Shiv: How do you handle when you make an investment as an independent investor or with these independent sponsors, like how do you handle growing these companies inorganically versus organically? Organically, I understand you can buy and hold for longer and pull those different levers, but inorganically, I think it becomes almost like a different decision and you kind of have to get the sponsors on board again, I'm assuming to back that vision.
David: Yeah, so the investor base that I go to, they know that I may come back to them for additional capital. Okay. And so that's key. And I do my due diligence on investors as much as I do due diligence on our companies. And the investments you pursue, Shiv, the growth rate of path has to be both ways, two ways. One is organic, which is, you know, you hire people, you open up new offices, and then you try to offer new products and services. And then sometimes that calls for either building it from scratch or going out and finding a complimentary company that you can acquire, integrate, and then grow from that. And so it's important that investors who back in a Acharya Capital Partners deal, they have to be open to the fact that they may have to put additional capital in as we grow these companies. And the additional capital, at least historically in my career, I've always called an additional capital when we acquired other companies too, or we call add-ons in our business. And that's the investors understand that sometimes you can't necessarily fund the entire acquisition through debt and any kind of deferred purchase price. Sometimes you'll have to do an equity drawdown. We try to minimize that because that helps the returns. But if we need to, it's the right thing to do for the merger, for the acquisitions, the right thing to do for the capital structure.
──────────────────────────────
### Exercise details
Rewrite the stretch of the interview on growing companies from "Shiv: How do" through "back that vision.", replacing "sponsors" with "backers".

### Source material
──────────────────────────────
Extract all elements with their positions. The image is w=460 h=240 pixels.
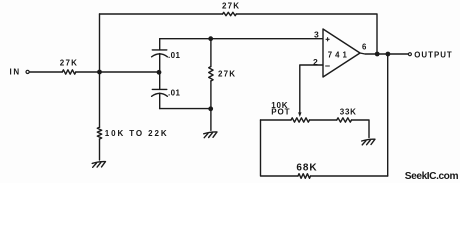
──────────────────────────────
### Solution to the problem
Shiv: How do you handle when you make an investment as an independent investor or with these independent backers, like how do you handle growing these companies inorganically versus organically? Organically, I understand you can buy and hold for longer and pull those different levers, but inorganically, I think it becomes almost like a different decision and you kind of have to get the backers on board again, I'm assuming to back that vision.